> [What you need to do]
Please output the part of the lazr.restfulclient retry text between "Here’s a fake" and "broken at all.", inclusive, with no changes.

> [Text segment]
Here’s a fake implementation of time.sleep() so that this test doesn’t take a really long time to run, and so we can visualize sleep() being called as lazr.restfulclient retries over and over again.

>>> def fake_sleep(time):
...     print "sleep(%s) called" % time
>>> import lazr.restfulclient._browser
>>> old_sleep = lazr.restfulclient._browser.sleep
>>> lazr.restfulclient._browser.sleep = fake_sleep

As it starts out, the application isn’t broken at all.

>>> from lazr.restfulclient.resource import ServiceRoot
>>> client = ServiceRoot(None, "http://api.launchpad.dev/")

Let’s queue up one broken response. The client will sleep once and try again.

>>> BROKEN_RESPONSES = [502]
>>> client = ServiceRoot(None, "http://api.launchpad.dev/")
sleep(0) called

Now the application will fail six times and then start working.

>>> BROKEN_RESPONSES = [502, 503, 502, 503, 502, 503]
>>> client = ServiceRoot(None, "http://api.launchpad.dev/")
sleep(0) called
sleep(1) called
sleep(2) called
sleep(4) called
sleep(8) called
sleep(16) called

Now the application will fail seven times and then start working. But the client will give up before then–it will only retry the request six times.

> [Supplied data]

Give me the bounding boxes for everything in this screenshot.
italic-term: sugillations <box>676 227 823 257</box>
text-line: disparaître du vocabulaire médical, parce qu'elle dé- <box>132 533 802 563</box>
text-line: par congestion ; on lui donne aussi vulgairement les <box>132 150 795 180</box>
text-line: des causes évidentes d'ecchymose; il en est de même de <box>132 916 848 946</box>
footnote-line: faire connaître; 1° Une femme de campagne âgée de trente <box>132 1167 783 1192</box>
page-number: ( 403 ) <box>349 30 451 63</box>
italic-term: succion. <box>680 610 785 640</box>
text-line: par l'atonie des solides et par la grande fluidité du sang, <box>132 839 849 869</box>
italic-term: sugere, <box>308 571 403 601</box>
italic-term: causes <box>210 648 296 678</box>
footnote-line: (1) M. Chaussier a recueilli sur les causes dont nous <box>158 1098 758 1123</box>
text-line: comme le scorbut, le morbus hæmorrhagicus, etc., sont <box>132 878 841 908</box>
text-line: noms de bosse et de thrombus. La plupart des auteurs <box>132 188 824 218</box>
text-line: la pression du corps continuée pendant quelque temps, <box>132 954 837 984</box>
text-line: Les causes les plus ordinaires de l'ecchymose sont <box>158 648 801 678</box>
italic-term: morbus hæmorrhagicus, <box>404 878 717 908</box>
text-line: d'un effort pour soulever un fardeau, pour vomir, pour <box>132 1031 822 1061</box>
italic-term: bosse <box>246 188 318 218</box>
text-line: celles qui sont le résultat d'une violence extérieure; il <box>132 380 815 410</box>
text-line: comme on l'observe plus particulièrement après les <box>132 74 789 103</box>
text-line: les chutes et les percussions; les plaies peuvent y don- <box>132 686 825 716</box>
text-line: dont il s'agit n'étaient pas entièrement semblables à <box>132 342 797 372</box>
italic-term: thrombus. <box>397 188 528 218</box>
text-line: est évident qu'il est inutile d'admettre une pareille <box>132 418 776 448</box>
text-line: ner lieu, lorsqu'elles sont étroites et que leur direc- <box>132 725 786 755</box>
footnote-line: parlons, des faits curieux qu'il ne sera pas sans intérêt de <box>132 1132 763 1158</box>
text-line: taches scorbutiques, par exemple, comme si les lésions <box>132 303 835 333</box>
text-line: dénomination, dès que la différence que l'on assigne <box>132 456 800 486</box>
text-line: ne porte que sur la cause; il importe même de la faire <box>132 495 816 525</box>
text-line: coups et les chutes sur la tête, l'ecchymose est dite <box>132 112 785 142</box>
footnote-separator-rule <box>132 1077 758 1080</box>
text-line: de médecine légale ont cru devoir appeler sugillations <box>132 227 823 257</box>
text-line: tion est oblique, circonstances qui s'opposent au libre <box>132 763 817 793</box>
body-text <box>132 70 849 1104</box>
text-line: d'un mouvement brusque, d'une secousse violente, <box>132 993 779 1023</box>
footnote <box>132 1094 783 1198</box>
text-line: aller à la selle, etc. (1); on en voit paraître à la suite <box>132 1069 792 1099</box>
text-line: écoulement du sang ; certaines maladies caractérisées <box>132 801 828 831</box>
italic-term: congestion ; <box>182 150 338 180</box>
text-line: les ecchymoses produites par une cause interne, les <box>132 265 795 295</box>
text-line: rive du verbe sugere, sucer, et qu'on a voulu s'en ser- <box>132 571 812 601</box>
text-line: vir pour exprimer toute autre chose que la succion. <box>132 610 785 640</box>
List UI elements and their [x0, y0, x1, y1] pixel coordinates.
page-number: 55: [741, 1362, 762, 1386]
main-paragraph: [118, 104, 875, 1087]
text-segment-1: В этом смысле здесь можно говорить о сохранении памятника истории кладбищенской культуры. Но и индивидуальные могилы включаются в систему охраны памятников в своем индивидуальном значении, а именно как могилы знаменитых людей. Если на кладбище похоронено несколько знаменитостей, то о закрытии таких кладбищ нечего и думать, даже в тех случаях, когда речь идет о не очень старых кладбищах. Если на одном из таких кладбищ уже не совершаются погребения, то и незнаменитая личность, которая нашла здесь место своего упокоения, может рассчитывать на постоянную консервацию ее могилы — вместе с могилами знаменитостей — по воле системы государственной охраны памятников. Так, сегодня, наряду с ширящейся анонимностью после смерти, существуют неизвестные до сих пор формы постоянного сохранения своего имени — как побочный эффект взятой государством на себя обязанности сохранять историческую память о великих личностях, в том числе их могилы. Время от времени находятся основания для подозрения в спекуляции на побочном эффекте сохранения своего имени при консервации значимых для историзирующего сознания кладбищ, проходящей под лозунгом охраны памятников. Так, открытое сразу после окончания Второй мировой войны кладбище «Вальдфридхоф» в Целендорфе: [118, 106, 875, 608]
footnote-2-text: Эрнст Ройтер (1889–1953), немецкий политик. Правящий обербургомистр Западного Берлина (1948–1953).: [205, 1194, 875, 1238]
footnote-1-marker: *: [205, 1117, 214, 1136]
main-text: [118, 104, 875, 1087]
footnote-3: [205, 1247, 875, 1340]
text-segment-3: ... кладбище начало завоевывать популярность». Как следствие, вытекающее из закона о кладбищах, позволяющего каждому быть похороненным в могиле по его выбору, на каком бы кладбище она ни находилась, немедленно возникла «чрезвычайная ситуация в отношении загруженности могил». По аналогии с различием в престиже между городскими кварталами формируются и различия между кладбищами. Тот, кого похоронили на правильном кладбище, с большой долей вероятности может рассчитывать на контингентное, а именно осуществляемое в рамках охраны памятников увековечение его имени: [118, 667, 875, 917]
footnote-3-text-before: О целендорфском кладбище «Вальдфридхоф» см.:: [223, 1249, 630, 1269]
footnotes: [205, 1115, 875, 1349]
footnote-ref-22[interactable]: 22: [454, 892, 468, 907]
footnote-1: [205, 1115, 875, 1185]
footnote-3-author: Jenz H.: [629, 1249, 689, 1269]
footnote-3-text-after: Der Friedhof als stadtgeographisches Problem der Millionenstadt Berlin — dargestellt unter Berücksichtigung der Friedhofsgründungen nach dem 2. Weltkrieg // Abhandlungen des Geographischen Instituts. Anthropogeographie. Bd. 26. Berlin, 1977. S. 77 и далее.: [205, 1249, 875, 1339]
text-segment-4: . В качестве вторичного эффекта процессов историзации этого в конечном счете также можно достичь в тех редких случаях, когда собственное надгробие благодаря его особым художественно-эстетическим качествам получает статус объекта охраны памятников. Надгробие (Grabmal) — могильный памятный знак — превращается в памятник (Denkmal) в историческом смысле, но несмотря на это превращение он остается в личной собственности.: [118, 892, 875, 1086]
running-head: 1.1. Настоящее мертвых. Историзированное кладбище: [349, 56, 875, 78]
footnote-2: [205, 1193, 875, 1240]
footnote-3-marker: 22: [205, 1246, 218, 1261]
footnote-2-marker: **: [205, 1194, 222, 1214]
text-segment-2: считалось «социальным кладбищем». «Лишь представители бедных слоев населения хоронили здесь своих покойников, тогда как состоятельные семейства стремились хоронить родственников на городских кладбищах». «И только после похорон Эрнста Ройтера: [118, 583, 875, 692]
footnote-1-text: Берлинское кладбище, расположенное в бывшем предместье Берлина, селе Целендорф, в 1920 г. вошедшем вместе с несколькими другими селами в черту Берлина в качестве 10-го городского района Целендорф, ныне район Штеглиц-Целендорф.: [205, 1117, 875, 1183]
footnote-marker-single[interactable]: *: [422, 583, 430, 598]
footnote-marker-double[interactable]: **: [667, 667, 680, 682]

> [Task solution]
Here’s a fake implementation of time.sleep() so that this test doesn’t take a really long time to run, and so we can visualize sleep() being called as lazr.restfulclient retries over and over again.

>>> def fake_sleep(time):
...     print "sleep(%s) called" % time
>>> import lazr.restfulclient._browser
>>> old_sleep = lazr.restfulclient._browser.sleep
>>> lazr.restfulclient._browser.sleep = fake_sleep

As it starts out, the application isn’t broken at all.